__Exercise brief__
Report the number of lines in the entries below that include the word "arrow", and nothing else.
------------------------------------
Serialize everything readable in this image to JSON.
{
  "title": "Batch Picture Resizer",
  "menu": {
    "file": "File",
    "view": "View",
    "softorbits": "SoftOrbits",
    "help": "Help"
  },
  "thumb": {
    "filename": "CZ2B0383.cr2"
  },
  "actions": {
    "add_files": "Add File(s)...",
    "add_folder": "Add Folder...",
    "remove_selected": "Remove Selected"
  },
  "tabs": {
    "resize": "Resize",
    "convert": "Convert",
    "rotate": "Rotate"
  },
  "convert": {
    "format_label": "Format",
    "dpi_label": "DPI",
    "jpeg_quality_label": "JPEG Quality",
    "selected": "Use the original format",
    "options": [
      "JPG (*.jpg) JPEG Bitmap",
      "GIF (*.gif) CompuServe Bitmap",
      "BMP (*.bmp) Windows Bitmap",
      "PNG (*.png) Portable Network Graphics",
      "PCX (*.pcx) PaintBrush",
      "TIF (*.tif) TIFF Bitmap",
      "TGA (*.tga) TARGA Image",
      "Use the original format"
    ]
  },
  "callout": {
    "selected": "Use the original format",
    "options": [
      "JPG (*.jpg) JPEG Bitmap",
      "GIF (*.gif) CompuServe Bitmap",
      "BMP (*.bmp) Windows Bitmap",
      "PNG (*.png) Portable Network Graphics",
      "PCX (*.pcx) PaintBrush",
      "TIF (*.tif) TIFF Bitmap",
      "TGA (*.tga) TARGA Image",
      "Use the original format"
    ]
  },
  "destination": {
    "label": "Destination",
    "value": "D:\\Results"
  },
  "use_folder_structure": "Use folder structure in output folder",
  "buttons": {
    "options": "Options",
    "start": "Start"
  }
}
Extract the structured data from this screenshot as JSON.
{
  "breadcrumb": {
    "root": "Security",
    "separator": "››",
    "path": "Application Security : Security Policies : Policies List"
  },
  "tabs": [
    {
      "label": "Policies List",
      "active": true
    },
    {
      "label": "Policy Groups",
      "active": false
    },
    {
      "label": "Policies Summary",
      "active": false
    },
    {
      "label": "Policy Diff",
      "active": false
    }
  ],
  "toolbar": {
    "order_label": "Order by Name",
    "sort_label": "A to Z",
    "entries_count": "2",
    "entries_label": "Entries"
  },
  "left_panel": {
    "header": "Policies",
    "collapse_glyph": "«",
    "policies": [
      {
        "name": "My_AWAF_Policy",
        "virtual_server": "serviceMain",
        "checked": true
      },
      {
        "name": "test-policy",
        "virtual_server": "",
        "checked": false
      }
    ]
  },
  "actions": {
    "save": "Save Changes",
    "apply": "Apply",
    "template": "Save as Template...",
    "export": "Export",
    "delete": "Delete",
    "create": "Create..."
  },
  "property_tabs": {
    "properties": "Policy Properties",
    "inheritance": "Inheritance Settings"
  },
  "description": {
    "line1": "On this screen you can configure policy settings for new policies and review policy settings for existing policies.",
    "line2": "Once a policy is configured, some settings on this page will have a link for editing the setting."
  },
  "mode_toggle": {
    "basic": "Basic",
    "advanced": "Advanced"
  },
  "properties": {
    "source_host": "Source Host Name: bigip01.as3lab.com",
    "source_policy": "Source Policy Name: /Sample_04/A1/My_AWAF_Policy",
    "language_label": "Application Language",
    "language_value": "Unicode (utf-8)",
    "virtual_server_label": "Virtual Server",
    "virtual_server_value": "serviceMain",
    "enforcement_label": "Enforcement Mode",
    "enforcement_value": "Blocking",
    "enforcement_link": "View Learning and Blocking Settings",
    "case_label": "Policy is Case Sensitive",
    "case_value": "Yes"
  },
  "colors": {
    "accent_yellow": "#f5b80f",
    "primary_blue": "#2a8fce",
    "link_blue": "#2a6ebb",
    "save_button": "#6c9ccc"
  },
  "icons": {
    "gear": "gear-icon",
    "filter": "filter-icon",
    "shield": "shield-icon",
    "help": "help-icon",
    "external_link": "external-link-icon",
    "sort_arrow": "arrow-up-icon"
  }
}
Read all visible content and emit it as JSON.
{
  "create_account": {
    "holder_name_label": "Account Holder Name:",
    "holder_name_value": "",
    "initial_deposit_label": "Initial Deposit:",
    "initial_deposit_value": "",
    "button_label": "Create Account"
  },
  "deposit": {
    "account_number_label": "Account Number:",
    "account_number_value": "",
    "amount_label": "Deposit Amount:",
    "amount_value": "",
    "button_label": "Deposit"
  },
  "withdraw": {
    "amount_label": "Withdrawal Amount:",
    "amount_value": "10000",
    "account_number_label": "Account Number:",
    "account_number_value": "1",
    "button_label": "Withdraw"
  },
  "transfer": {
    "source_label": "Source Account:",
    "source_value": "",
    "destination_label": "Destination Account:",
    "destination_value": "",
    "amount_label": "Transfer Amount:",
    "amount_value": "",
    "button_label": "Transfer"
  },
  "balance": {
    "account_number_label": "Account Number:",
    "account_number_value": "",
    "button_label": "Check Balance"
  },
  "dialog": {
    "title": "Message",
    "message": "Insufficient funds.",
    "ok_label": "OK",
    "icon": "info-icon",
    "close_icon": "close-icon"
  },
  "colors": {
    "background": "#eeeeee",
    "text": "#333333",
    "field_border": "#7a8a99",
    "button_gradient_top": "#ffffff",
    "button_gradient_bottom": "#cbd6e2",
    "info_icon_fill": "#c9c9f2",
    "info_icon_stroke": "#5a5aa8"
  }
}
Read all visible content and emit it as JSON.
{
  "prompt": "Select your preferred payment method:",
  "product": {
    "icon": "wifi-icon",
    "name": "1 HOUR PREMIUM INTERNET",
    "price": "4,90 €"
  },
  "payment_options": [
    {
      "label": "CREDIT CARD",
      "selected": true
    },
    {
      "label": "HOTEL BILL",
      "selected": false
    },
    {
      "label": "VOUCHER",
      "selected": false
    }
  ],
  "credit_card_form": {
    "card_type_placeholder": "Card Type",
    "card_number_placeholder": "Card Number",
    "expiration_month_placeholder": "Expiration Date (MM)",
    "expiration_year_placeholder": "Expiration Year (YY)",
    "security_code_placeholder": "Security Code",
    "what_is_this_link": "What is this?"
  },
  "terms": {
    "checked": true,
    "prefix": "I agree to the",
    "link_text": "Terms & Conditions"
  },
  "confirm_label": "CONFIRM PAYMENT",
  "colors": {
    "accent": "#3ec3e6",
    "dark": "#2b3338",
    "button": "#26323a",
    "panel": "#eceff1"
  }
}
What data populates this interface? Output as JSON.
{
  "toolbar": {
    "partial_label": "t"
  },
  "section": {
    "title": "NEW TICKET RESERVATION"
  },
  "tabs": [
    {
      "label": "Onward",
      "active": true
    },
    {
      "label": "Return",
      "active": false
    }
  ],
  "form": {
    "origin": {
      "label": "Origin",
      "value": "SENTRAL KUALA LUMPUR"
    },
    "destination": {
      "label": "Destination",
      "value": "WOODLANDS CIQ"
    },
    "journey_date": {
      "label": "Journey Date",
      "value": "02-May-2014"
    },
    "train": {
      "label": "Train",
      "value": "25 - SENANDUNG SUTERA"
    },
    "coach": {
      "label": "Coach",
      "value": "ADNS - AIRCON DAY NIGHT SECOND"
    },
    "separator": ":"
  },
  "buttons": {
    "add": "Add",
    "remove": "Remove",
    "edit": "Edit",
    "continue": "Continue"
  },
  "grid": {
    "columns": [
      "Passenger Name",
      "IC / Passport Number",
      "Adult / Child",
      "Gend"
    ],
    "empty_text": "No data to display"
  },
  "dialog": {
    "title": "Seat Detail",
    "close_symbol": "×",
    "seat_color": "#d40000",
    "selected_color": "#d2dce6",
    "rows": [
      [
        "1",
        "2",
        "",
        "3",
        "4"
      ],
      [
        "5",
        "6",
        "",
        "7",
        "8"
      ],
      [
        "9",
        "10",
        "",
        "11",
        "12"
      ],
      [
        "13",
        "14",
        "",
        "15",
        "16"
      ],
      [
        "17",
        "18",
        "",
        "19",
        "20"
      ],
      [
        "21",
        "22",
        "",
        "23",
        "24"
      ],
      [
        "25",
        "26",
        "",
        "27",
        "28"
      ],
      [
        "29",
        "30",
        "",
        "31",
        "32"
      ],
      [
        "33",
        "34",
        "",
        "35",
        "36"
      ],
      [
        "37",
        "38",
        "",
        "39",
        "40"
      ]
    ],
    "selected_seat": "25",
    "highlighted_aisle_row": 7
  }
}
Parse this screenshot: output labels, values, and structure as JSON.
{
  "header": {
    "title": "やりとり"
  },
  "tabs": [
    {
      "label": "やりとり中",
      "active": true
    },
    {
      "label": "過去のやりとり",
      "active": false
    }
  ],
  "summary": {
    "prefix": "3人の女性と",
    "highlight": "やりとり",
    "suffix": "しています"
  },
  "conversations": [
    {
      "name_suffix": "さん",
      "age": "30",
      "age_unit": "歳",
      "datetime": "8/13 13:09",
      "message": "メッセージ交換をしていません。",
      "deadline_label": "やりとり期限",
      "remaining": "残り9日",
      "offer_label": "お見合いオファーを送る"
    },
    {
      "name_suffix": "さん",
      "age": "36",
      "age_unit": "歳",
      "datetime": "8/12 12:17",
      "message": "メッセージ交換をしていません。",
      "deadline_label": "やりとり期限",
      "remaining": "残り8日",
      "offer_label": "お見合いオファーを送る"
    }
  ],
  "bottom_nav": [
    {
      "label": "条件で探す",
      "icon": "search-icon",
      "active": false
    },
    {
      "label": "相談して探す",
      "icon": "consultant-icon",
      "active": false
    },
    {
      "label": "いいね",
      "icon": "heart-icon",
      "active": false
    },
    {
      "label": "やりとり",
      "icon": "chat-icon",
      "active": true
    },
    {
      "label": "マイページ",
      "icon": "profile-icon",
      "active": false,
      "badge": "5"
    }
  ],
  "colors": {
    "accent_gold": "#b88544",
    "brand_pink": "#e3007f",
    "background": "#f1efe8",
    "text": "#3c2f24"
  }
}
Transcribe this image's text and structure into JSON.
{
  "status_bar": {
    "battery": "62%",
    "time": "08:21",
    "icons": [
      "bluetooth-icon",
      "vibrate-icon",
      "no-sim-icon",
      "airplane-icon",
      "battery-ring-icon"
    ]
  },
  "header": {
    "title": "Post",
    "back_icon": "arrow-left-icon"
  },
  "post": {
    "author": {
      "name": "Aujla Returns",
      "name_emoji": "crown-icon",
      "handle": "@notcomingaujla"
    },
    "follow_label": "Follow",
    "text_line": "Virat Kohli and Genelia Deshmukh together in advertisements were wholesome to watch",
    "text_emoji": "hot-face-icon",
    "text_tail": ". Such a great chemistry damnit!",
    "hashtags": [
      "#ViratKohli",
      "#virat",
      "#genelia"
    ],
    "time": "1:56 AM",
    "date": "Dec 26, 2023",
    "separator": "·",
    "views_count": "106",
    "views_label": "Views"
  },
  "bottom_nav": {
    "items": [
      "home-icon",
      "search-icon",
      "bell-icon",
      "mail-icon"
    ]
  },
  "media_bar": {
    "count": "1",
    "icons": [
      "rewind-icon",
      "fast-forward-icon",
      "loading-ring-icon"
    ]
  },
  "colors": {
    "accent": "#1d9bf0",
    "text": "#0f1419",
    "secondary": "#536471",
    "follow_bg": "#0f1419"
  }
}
------------------------------------
__Answer to this task__
2